PROBLEM REQUIREMENTS: Extract the records below word for word and ignore the images.

RECORDS SUPPLIED:
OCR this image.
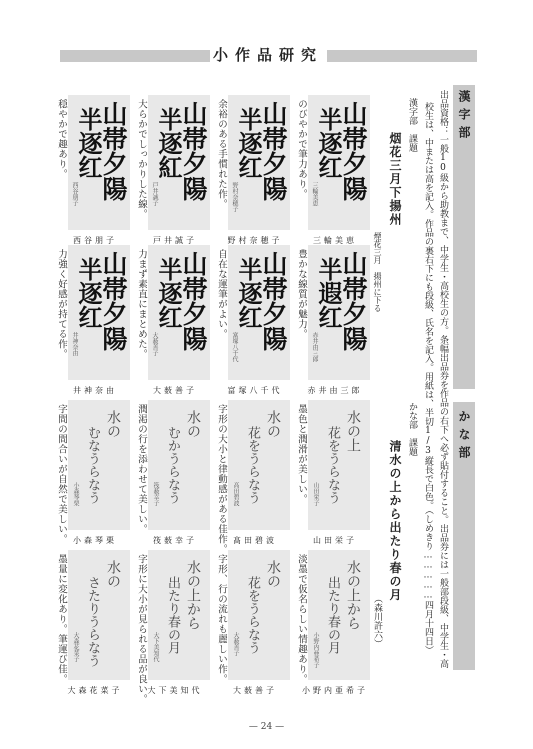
小作品研究
山帯夕陽
半逐红
三輪美恵
のびやかで筆力あり。
三輪美恵
山帯夕陽
半逐红
野村奈穂子
余裕のある手慣れた作。
野村奈穂子
山帯夕陽
半逐紅
戸井誠子
大らかでしっかりした線。
戸井誠子
山帯夕陽
半逐红
西谷朋子
穏やかで趣あり。
西谷朋子
山帯夕陽
半遐红
赤井由三郎
豊かな線質が魅力。
赤井由三郎
山帯夕陽
半逐红
富塚八千代
自在な運筆がよい。
富塚八千代
山帯夕陽
半逐红
大薮善子
力まず素直にまとめた。
大薮善子
山帯夕陽
半逐红
井神奈由
力強く好感が持てる作。
井神奈由
水の上
花をうらなう
山田栄子
墨色と潤滑が美しい。
山田栄子
水の
花をうらなう
髙田碧波
字形の大小と律動感がある佳作。 髙田碧波
水の
むかうらなう
筏薮幸子
潤渇の行を添わせて美しい。
筏薮幸子
水の
むなうらなう
小森琴栗
字間の間合いが自然で美しい。 小森琴栗
水の上から
出たり春の月
小野内亜希子
淡墨で仮名らしい情趣あり。
小野内亜希子
水の
花をうらなう
大薮善子
字形、行の流れも麗しい作。
大薮善子
水の上から
出たり春の月
大下美知代
字形に大小が見られる品が良い。 大下美知代
水の
さたりうらなう
大森花菜子
墨量に変化あり。筆運び佳。
大森花菜子
漢字部
出品資格：一般10級から助教まで、中学生・高校生の方。条幅出品券を作品の右下へ必ず貼付すること。出品券には一般部段級、中学生・高
校生は、中または高を記入。作品の裏右下にも段級、氏名を記入。用紙は、半切1/3縦長で白色。（しめきり……………四月十四日）
漢字部　課題
烟花三月下揚州
煙花三月　揚州に下る
かな部
かな部　課題
清水の上から出たり春の月
（森川許六）
— 24 —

SOLUTION TO THIS EXERCISE:
OCR this image.
小作品研究
山帯夕陽
半逐红
三輪美恵
のびやかで筆力あり。
三輪美恵
山帯夕陽
半逐红
野村奈穂子
余裕のある手慣れた作。
野村奈穂子
山帯夕陽
半逐紅
戸井誠子
大らかでしっかりした線。
戸井誠子
山帯夕陽
半逐红
西谷朋子
穏やかで趣あり。
西谷朋子
山帯夕陽
半遐红
赤井由三郎
豊かな線質が魅力。
赤井由三郎
山帯夕陽
半逐红
富塚八千代
自在な運筆がよい。
富塚八千代
山帯夕陽
半逐红
大薮善子
力まず素直にまとめた。
大薮善子
山帯夕陽
半逐红
井神奈由
力強く好感が持てる作。
井神奈由
水の上
花をうらなう
山田栄子
墨色と潤滑が美しい。
山田栄子
水の
花をうらなう
髙田碧波
字形の大小と律動感がある佳作。 髙田碧波
水の
むかうらなう
筏薮幸子
潤渇の行を添わせて美しい。
筏薮幸子
水の
むなうらなう
小森琴栗
字間の間合いが自然で美しい。 小森琴栗
水の上から
出たり春の月
小野内亜希子
淡墨で仮名らしい情趣あり。
小野内亜希子
水の
花をうらなう
大薮善子
字形、行の流れも麗しい作。
大薮善子
水の上から
出たり春の月
大下美知代
字形に大小が見られる品が良い。 大下美知代
水の
さたりうらなう
大森花菜子
墨量に変化あり。筆運び佳。
大森花菜子
漢字部
出品資格：一般10級から助教まで、中学生・高校生の方。条幅出品券を作品の右下へ必ず貼付すること。出品券には一般部段級、中学生・高
校生は、中または高を記入。作品の裏右下にも段級、氏名を記入。用紙は、半切1/3縦長で白色。（しめきり……………四月十四日）
漢字部　課題
烟花三月下揚州
煙花三月　揚州に下る
かな部
かな部　課題
清水の上から出たり春の月
（森川許六）
— 24 —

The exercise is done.